Work instructions —
Keep the wording of each record exactly the same when you repeat it, and leave out pictures.

Figure data in JSON —
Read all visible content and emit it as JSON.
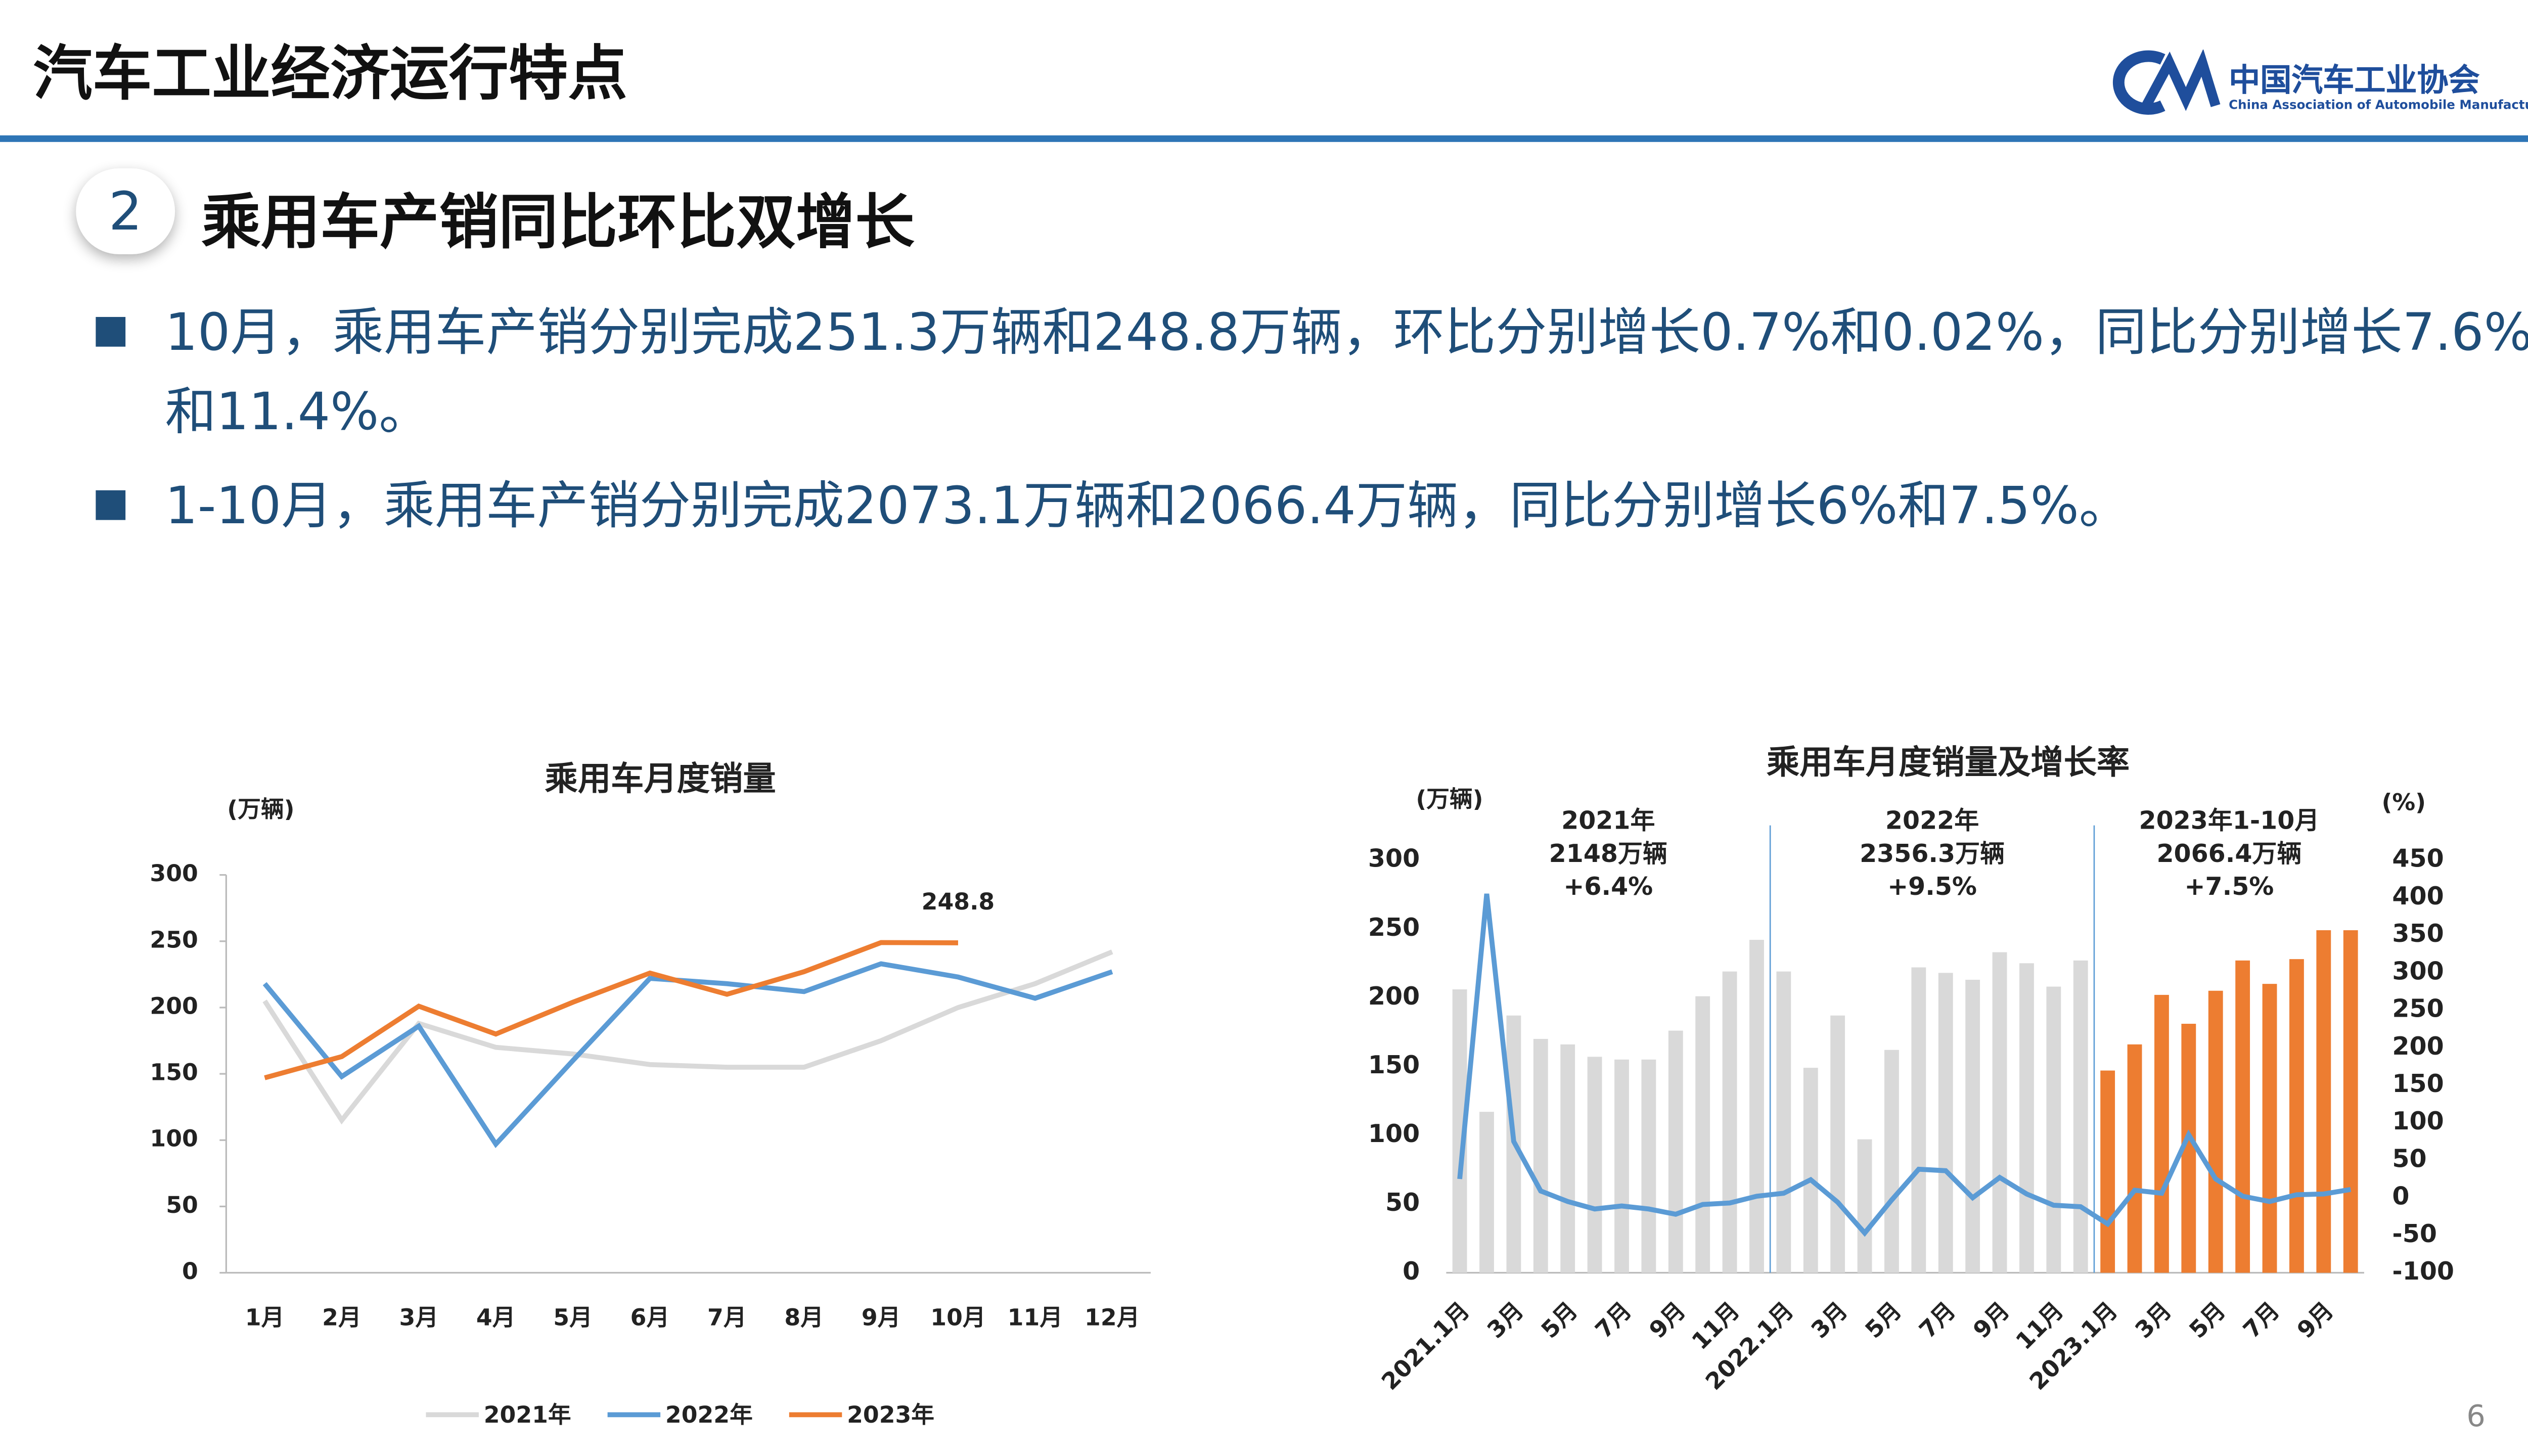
{
  "header": {
    "title": "汽车工业经济运行特点",
    "logo_cn": "中国汽车工业协会",
    "logo_en": "China Association of Automobile Manufacturers"
  },
  "section": {
    "number": "2",
    "title": "乘用车产销同比环比双增长"
  },
  "bullets": [
    "10月，乘用车产销分别完成251.3万辆和248.8万辆，环比分别增长0.7%和0.02%，同比分别增长7.6%和11.4%。",
    "1-10月，乘用车产销分别完成2073.1万辆和2066.4万辆，同比分别增长6%和7.5%。"
  ],
  "page_number": "6",
  "chart_data": [
    {
      "type": "line",
      "title": "乘用车月度销量",
      "y_label": "(万辆)",
      "categories": [
        "1月",
        "2月",
        "3月",
        "4月",
        "5月",
        "6月",
        "7月",
        "8月",
        "9月",
        "10月",
        "11月",
        "12月"
      ],
      "series": [
        {
          "name": "2021年",
          "color": "#d9d9d9",
          "values": [
            205,
            115,
            188,
            170,
            165,
            157,
            155,
            155,
            175,
            200,
            218,
            242
          ]
        },
        {
          "name": "2022年",
          "color": "#5b9bd5",
          "values": [
            218,
            148,
            186,
            97,
            160,
            222,
            218,
            212,
            233,
            223,
            207,
            227
          ]
        },
        {
          "name": "2023年",
          "color": "#ed7d31",
          "values": [
            147,
            163,
            201,
            180,
            204,
            226,
            210,
            227,
            249,
            248.8,
            null,
            null
          ],
          "value_labels": [
            null,
            null,
            null,
            null,
            null,
            null,
            null,
            null,
            null,
            "248.8",
            null,
            null
          ]
        }
      ],
      "ylim": [
        0,
        300
      ],
      "yticks": [
        0,
        50,
        100,
        150,
        200,
        250,
        300
      ],
      "legend": "bottom"
    },
    {
      "type": "bar-line",
      "title": "乘用车月度销量及增长率",
      "y_label": "(万辆)",
      "y2_label": "(%)",
      "categories": [
        "2021.1月",
        null,
        "3月",
        null,
        "5月",
        null,
        "7月",
        null,
        "9月",
        null,
        "11月",
        null,
        "2022.1月",
        null,
        "3月",
        null,
        "5月",
        null,
        "7月",
        null,
        "9月",
        null,
        "11月",
        null,
        "2023.1月",
        null,
        "3月",
        null,
        "5月",
        null,
        "7月",
        null,
        "9月",
        null
      ],
      "series": [
        {
          "type": "bar",
          "color": "#d9d9d9",
          "values": [
            206,
            117,
            187,
            170,
            166,
            157,
            155,
            155,
            176,
            201,
            219,
            242,
            219,
            149,
            187,
            97,
            162,
            222,
            218,
            213,
            233,
            225,
            208,
            227,
            null,
            null,
            null,
            null,
            null,
            null,
            null,
            null,
            null,
            null
          ]
        },
        {
          "type": "bar",
          "color": "#ed7d31",
          "values": [
            null,
            null,
            null,
            null,
            null,
            null,
            null,
            null,
            null,
            null,
            null,
            null,
            null,
            null,
            null,
            null,
            null,
            null,
            null,
            null,
            null,
            null,
            null,
            null,
            147,
            166,
            202,
            181,
            205,
            227,
            210,
            228,
            249,
            249
          ]
        },
        {
          "type": "line",
          "color": "#5b9bd5",
          "axis": "y2",
          "values": [
            25,
            405,
            75,
            9,
            -5,
            -15,
            -11,
            -15,
            -22,
            -9,
            -7,
            2,
            6,
            24,
            -6,
            -47,
            -3,
            38,
            36,
            0,
            27,
            5,
            -10,
            -12,
            -35,
            10,
            6,
            84,
            25,
            2,
            -5,
            4,
            5,
            11
          ]
        }
      ],
      "annotations": [
        [
          "2021年",
          "2148万辆",
          "+6.4%"
        ],
        [
          "2022年",
          "2356.3万辆",
          "+9.5%"
        ],
        [
          "2023年1-10月",
          "2066.4万辆",
          "+7.5%"
        ]
      ],
      "ylim": [
        0,
        300
      ],
      "yticks": [
        0,
        50,
        100,
        150,
        200,
        250,
        300
      ],
      "y2lim": [
        -100,
        450
      ],
      "y2ticks": [
        -100,
        -50,
        0,
        50,
        100,
        150,
        200,
        250,
        300,
        350,
        400,
        450
      ]
    }
  ]
}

Task response —
Read all visible content and emit it as JSON.
{
  "header": {
    "title": "汽车工业经济运行特点",
    "logo_cn": "中国汽车工业协会",
    "logo_en": "China Association of Automobile Manufacturers"
  },
  "section": {
    "number": "2",
    "title": "乘用车产销同比环比双增长"
  },
  "bullets": [
    "10月，乘用车产销分别完成251.3万辆和248.8万辆，环比分别增长0.7%和0.02%，同比分别增长7.6%和11.4%。",
    "1-10月，乘用车产销分别完成2073.1万辆和2066.4万辆，同比分别增长6%和7.5%。"
  ],
  "page_number": "6",
  "chart_data": [
    {
      "type": "line",
      "title": "乘用车月度销量",
      "y_label": "(万辆)",
      "categories": [
        "1月",
        "2月",
        "3月",
        "4月",
        "5月",
        "6月",
        "7月",
        "8月",
        "9月",
        "10月",
        "11月",
        "12月"
      ],
      "series": [
        {
          "name": "2021年",
          "color": "#d9d9d9",
          "values": [
            205,
            115,
            188,
            170,
            165,
            157,
            155,
            155,
            175,
            200,
            218,
            242
          ]
        },
        {
          "name": "2022年",
          "color": "#5b9bd5",
          "values": [
            218,
            148,
            186,
            97,
            160,
            222,
            218,
            212,
            233,
            223,
            207,
            227
          ]
        },
        {
          "name": "2023年",
          "color": "#ed7d31",
          "values": [
            147,
            163,
            201,
            180,
            204,
            226,
            210,
            227,
            249,
            248.8,
            null,
            null
          ],
          "value_labels": [
            null,
            null,
            null,
            null,
            null,
            null,
            null,
            null,
            null,
            "248.8",
            null,
            null
          ]
        }
      ],
      "ylim": [
        0,
        300
      ],
      "yticks": [
        0,
        50,
        100,
        150,
        200,
        250,
        300
      ],
      "legend": "bottom"
    },
    {
      "type": "bar-line",
      "title": "乘用车月度销量及增长率",
      "y_label": "(万辆)",
      "y2_label": "(%)",
      "categories": [
        "2021.1月",
        null,
        "3月",
        null,
        "5月",
        null,
        "7月",
        null,
        "9月",
        null,
        "11月",
        null,
        "2022.1月",
        null,
        "3月",
        null,
        "5月",
        null,
        "7月",
        null,
        "9月",
        null,
        "11月",
        null,
        "2023.1月",
        null,
        "3月",
        null,
        "5月",
        null,
        "7月",
        null,
        "9月",
        null
      ],
      "series": [
        {
          "type": "bar",
          "color": "#d9d9d9",
          "values": [
            206,
            117,
            187,
            170,
            166,
            157,
            155,
            155,
            176,
            201,
            219,
            242,
            219,
            149,
            187,
            97,
            162,
            222,
            218,
            213,
            233,
            225,
            208,
            227,
            null,
            null,
            null,
            null,
            null,
            null,
            null,
            null,
            null,
            null
          ]
        },
        {
          "type": "bar",
          "color": "#ed7d31",
          "values": [
            null,
            null,
            null,
            null,
            null,
            null,
            null,
            null,
            null,
            null,
            null,
            null,
            null,
            null,
            null,
            null,
            null,
            null,
            null,
            null,
            null,
            null,
            null,
            null,
            147,
            166,
            202,
            181,
            205,
            227,
            210,
            228,
            249,
            249
          ]
        },
        {
          "type": "line",
          "color": "#5b9bd5",
          "axis": "y2",
          "values": [
            25,
            405,
            75,
            9,
            -5,
            -15,
            -11,
            -15,
            -22,
            -9,
            -7,
            2,
            6,
            24,
            -6,
            -47,
            -3,
            38,
            36,
            0,
            27,
            5,
            -10,
            -12,
            -35,
            10,
            6,
            84,
            25,
            2,
            -5,
            4,
            5,
            11
          ]
        }
      ],
      "annotations": [
        [
          "2021年",
          "2148万辆",
          "+6.4%"
        ],
        [
          "2022年",
          "2356.3万辆",
          "+9.5%"
        ],
        [
          "2023年1-10月",
          "2066.4万辆",
          "+7.5%"
        ]
      ],
      "ylim": [
        0,
        300
      ],
      "yticks": [
        0,
        50,
        100,
        150,
        200,
        250,
        300
      ],
      "y2lim": [
        -100,
        450
      ],
      "y2ticks": [
        -100,
        -50,
        0,
        50,
        100,
        150,
        200,
        250,
        300,
        350,
        400,
        450
      ]
    }
  ]
}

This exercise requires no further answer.